Entries from a dataset of interfaces
BEGIN

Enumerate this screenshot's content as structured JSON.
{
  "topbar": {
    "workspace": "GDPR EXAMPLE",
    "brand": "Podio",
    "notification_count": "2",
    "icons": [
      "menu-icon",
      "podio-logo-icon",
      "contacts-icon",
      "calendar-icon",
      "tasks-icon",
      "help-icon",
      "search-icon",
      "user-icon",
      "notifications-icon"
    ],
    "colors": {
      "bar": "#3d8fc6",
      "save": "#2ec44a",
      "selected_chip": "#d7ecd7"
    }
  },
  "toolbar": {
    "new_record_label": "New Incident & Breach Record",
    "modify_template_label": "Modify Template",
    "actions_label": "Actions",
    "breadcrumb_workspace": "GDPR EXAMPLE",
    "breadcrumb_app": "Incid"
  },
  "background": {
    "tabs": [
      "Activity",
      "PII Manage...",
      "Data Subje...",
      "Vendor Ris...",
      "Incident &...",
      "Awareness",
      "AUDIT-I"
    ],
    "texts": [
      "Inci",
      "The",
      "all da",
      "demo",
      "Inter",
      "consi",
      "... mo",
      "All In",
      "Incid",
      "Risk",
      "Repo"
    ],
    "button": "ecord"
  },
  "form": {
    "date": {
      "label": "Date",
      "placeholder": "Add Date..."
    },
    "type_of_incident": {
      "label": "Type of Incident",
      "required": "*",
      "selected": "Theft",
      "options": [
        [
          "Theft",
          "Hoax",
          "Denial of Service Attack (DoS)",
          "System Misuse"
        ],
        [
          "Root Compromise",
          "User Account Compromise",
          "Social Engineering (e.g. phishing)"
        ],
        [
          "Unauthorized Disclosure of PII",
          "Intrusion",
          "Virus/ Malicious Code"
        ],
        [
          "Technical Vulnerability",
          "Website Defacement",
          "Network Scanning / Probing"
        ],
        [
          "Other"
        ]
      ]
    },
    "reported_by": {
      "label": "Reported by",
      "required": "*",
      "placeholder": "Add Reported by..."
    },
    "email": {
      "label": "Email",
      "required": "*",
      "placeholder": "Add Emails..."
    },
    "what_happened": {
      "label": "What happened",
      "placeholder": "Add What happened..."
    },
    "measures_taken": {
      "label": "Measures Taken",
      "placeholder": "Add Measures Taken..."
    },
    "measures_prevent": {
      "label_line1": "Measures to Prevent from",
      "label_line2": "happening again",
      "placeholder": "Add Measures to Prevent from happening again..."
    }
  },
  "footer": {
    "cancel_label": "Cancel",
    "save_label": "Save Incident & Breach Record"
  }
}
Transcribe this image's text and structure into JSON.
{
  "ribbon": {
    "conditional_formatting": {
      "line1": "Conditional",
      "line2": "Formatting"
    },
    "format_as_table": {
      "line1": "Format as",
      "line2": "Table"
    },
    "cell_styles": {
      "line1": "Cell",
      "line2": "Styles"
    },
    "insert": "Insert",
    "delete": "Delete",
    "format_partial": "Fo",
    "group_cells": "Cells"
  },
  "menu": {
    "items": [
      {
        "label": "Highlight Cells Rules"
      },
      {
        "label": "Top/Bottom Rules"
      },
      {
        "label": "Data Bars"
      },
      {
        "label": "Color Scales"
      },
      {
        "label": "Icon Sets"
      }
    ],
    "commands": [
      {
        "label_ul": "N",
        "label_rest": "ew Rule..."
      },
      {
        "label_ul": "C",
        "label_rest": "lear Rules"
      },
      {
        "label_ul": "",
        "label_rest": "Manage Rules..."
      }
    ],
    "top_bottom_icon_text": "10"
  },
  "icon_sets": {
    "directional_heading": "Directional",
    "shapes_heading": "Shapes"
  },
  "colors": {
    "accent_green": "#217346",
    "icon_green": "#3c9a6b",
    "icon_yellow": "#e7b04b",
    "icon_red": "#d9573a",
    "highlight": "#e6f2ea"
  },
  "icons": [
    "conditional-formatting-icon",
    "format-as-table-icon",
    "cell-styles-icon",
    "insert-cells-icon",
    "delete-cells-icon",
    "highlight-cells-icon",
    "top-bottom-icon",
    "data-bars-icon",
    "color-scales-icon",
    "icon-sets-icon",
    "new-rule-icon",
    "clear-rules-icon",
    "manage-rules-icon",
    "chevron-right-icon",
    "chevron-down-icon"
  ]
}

END

## What you will do
Your task is to copy all of the entries exactly.

## Completed task
Enumerate this screenshot's content as structured JSON.
{
  "topbar": {
    "workspace": "GDPR EXAMPLE",
    "brand": "Podio",
    "notification_count": "2",
    "icons": [
      "menu-icon",
      "podio-logo-icon",
      "contacts-icon",
      "calendar-icon",
      "tasks-icon",
      "help-icon",
      "search-icon",
      "user-icon",
      "notifications-icon"
    ],
    "colors": {
      "bar": "#3d8fc6",
      "save": "#2ec44a",
      "selected_chip": "#d7ecd7"
    }
  },
  "toolbar": {
    "new_record_label": "New Incident & Breach Record",
    "modify_template_label": "Modify Template",
    "actions_label": "Actions",
    "breadcrumb_workspace": "GDPR EXAMPLE",
    "breadcrumb_app": "Incid"
  },
  "background": {
    "tabs": [
      "Activity",
      "PII Manage...",
      "Data Subje...",
      "Vendor Ris...",
      "Incident &...",
      "Awareness",
      "AUDIT-I"
    ],
    "texts": [
      "Inci",
      "The",
      "all da",
      "demo",
      "Inter",
      "consi",
      "... mo",
      "All In",
      "Incid",
      "Risk",
      "Repo"
    ],
    "button": "ecord"
  },
  "form": {
    "date": {
      "label": "Date",
      "placeholder": "Add Date..."
    },
    "type_of_incident": {
      "label": "Type of Incident",
      "required": "*",
      "selected": "Theft",
      "options": [
        [
          "Theft",
          "Hoax",
          "Denial of Service Attack (DoS)",
          "System Misuse"
        ],
        [
          "Root Compromise",
          "User Account Compromise",
          "Social Engineering (e.g. phishing)"
        ],
        [
          "Unauthorized Disclosure of PII",
          "Intrusion",
          "Virus/ Malicious Code"
        ],
        [
          "Technical Vulnerability",
          "Website Defacement",
          "Network Scanning / Probing"
        ],
        [
          "Other"
        ]
      ]
    },
    "reported_by": {
      "label": "Reported by",
      "required": "*",
      "placeholder": "Add Reported by..."
    },
    "email": {
      "label": "Email",
      "required": "*",
      "placeholder": "Add Emails..."
    },
    "what_happened": {
      "label": "What happened",
      "placeholder": "Add What happened..."
    },
    "measures_taken": {
      "label": "Measures Taken",
      "placeholder": "Add Measures Taken..."
    },
    "measures_prevent": {
      "label_line1": "Measures to Prevent from",
      "label_line2": "happening again",
      "placeholder": "Add Measures to Prevent from happening again..."
    }
  },
  "footer": {
    "cancel_label": "Cancel",
    "save_label": "Save Incident & Breach Record"
  }
}
Transcribe this image's text and structure into JSON.
{
  "ribbon": {
    "conditional_formatting": {
      "line1": "Conditional",
      "line2": "Formatting"
    },
    "format_as_table": {
      "line1": "Format as",
      "line2": "Table"
    },
    "cell_styles": {
      "line1": "Cell",
      "line2": "Styles"
    },
    "insert": "Insert",
    "delete": "Delete",
    "format_partial": "Fo",
    "group_cells": "Cells"
  },
  "menu": {
    "items": [
      {
        "label": "Highlight Cells Rules"
      },
      {
        "label": "Top/Bottom Rules"
      },
      {
        "label": "Data Bars"
      },
      {
        "label": "Color Scales"
      },
      {
        "label": "Icon Sets"
      }
    ],
    "commands": [
      {
        "label_ul": "N",
        "label_rest": "ew Rule..."
      },
      {
        "label_ul": "C",
        "label_rest": "lear Rules"
      },
      {
        "label_ul": "",
        "label_rest": "Manage Rules..."
      }
    ],
    "top_bottom_icon_text": "10"
  },
  "icon_sets": {
    "directional_heading": "Directional",
    "shapes_heading": "Shapes"
  },
  "colors": {
    "accent_green": "#217346",
    "icon_green": "#3c9a6b",
    "icon_yellow": "#e7b04b",
    "icon_red": "#d9573a",
    "highlight": "#e6f2ea"
  },
  "icons": [
    "conditional-formatting-icon",
    "format-as-table-icon",
    "cell-styles-icon",
    "insert-cells-icon",
    "delete-cells-icon",
    "highlight-cells-icon",
    "top-bottom-icon",
    "data-bars-icon",
    "color-scales-icon",
    "icon-sets-icon",
    "new-rule-icon",
    "clear-rules-icon",
    "manage-rules-icon",
    "chevron-right-icon",
    "chevron-down-icon"
  ]
}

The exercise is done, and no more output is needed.